> _EXERCISE_
Using the listing below, extract each line that has the word "اعلام" in it.

> _ROWS_

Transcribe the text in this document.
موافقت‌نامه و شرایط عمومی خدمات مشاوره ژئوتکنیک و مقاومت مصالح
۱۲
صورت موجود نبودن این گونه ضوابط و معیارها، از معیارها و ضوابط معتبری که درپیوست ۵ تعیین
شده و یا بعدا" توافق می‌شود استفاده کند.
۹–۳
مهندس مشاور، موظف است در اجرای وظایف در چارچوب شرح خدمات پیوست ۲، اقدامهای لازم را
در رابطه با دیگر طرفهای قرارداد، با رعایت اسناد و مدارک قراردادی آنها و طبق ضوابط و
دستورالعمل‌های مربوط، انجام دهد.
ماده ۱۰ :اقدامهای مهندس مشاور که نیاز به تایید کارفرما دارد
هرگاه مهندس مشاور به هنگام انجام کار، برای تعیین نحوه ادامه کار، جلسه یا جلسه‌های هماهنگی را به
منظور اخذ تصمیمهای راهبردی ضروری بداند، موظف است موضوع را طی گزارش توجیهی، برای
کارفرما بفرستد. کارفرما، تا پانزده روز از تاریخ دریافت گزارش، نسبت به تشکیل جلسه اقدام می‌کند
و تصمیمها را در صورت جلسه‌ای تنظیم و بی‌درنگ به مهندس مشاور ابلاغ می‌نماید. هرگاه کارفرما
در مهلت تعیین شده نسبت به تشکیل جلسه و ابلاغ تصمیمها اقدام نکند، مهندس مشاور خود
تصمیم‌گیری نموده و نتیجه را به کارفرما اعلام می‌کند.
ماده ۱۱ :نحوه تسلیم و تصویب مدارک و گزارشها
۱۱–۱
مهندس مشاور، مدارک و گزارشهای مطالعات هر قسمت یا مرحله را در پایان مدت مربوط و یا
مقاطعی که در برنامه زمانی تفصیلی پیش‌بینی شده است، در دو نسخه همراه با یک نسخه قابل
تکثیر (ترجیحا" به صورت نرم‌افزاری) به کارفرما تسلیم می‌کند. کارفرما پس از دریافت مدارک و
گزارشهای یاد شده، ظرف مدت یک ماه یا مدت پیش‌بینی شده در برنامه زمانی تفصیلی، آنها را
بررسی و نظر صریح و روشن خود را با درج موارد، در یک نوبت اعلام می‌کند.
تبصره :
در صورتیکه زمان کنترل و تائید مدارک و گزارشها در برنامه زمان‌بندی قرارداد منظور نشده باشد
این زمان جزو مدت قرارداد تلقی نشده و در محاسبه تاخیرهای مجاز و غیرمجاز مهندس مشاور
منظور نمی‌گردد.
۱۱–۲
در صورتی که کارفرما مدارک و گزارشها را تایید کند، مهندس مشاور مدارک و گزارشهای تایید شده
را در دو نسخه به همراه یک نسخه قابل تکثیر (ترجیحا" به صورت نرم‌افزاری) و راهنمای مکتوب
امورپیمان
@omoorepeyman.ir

> _RESULT OF THIS TASK_
تصمیم‌گیری نموده و نتیجه را به کارفرما اعلام می‌کند.
بررسی و نظر صریح و روشن خود را با درج موارد، در یک نوبت اعلام می‌کند.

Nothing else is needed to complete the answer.